[START]
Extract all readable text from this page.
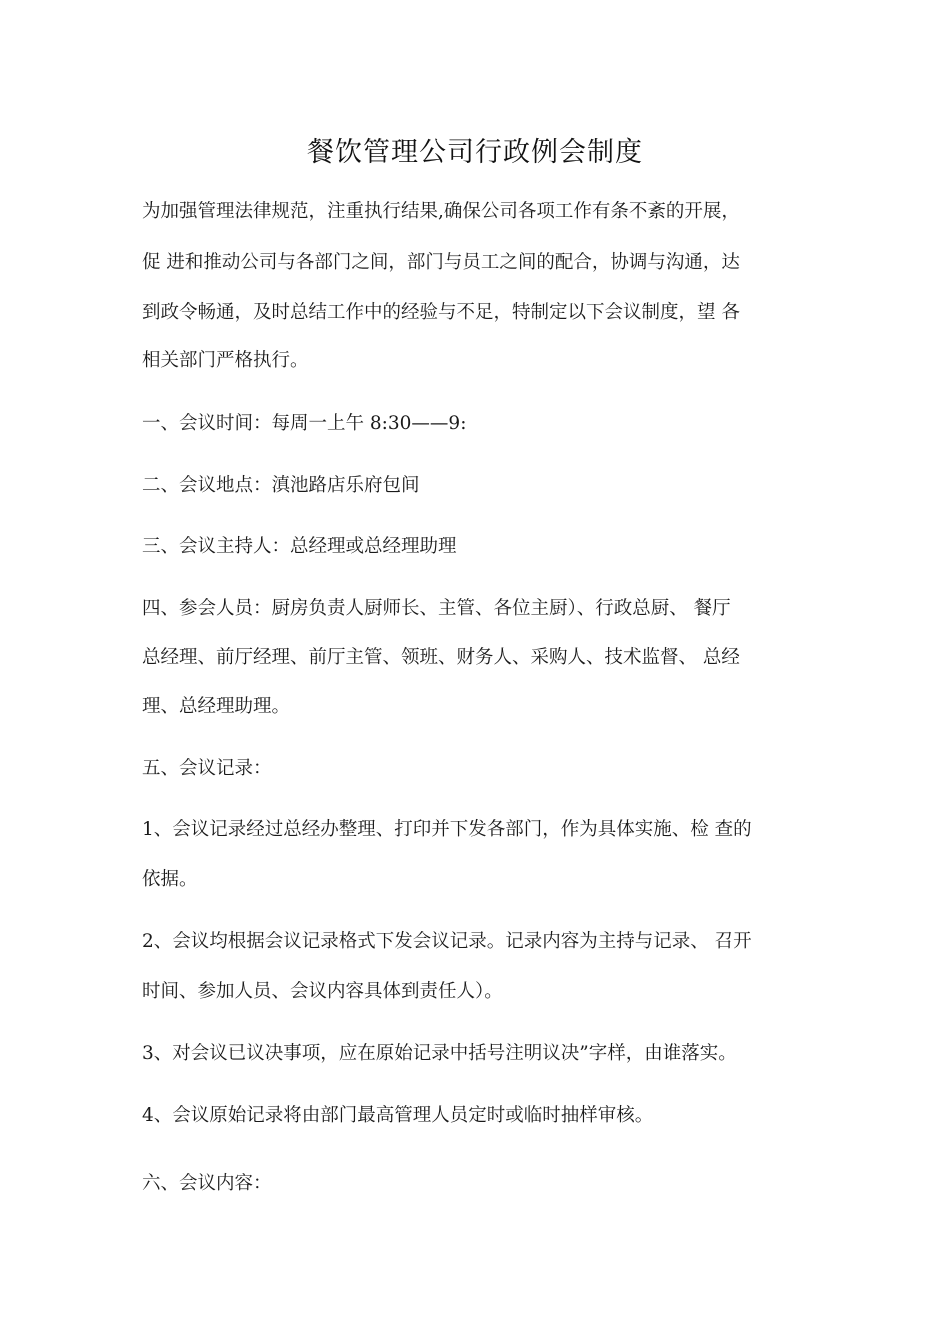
餐饮管理公司行政例会制度

为加强管理法律规范，注重执行结果,确保公司各项工作有条不紊的开展，

促 进和推动公司与各部门之间，部门与员工之间的配合，协调与沟通，达

到政令畅通，及时总结工作中的经验与不足，特制定以下会议制度，望 各

相关部门严格执行。

一、会议时间：每周一上午 8:30——9:

二、会议地点：滇池路店乐府包间

三、会议主持人：总经理或总经理助理

四、参会人员：厨房负责人厨师长、主管、各位主厨）、行政总厨、 餐厅

总经理、前厅经理、前厅主管、领班、财务人、采购人、技术监督、 总经

理、总经理助理。

五、会议记录：

1、会议记录经过总经办整理、打印并下发各部门，作为具体实施、检 查的

依据。

2、会议均根据会议记录格式下发会议记录。记录内容为主持与记录、 召开

时间、参加人员、会议内容具体到责任人）。

3、对会议已议决事项，应在原始记录中括号注明议决”字样，由谁落实。

4、会议原始记录将由部门最高管理人员定时或临时抽样审核。

六、会议内容：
[END]
SET TASK
Return each line of the data, keeping its wording exact and omitting pictures.

SOLVED PROBLEM
Extract all readable text from this page.
餐饮管理公司行政例会制度

为加强管理法律规范，注重执行结果,确保公司各项工作有条不紊的开展，

促 进和推动公司与各部门之间，部门与员工之间的配合，协调与沟通，达

到政令畅通，及时总结工作中的经验与不足，特制定以下会议制度，望 各

相关部门严格执行。

一、会议时间：每周一上午 8:30——9:

二、会议地点：滇池路店乐府包间

三、会议主持人：总经理或总经理助理

四、参会人员：厨房负责人厨师长、主管、各位主厨）、行政总厨、 餐厅

总经理、前厅经理、前厅主管、领班、财务人、采购人、技术监督、 总经

理、总经理助理。

五、会议记录：

1、会议记录经过总经办整理、打印并下发各部门，作为具体实施、检 查的

依据。

2、会议均根据会议记录格式下发会议记录。记录内容为主持与记录、 召开

时间、参加人员、会议内容具体到责任人）。

3、对会议已议决事项，应在原始记录中括号注明议决”字样，由谁落实。

4、会议原始记录将由部门最高管理人员定时或临时抽样审核。

六、会议内容：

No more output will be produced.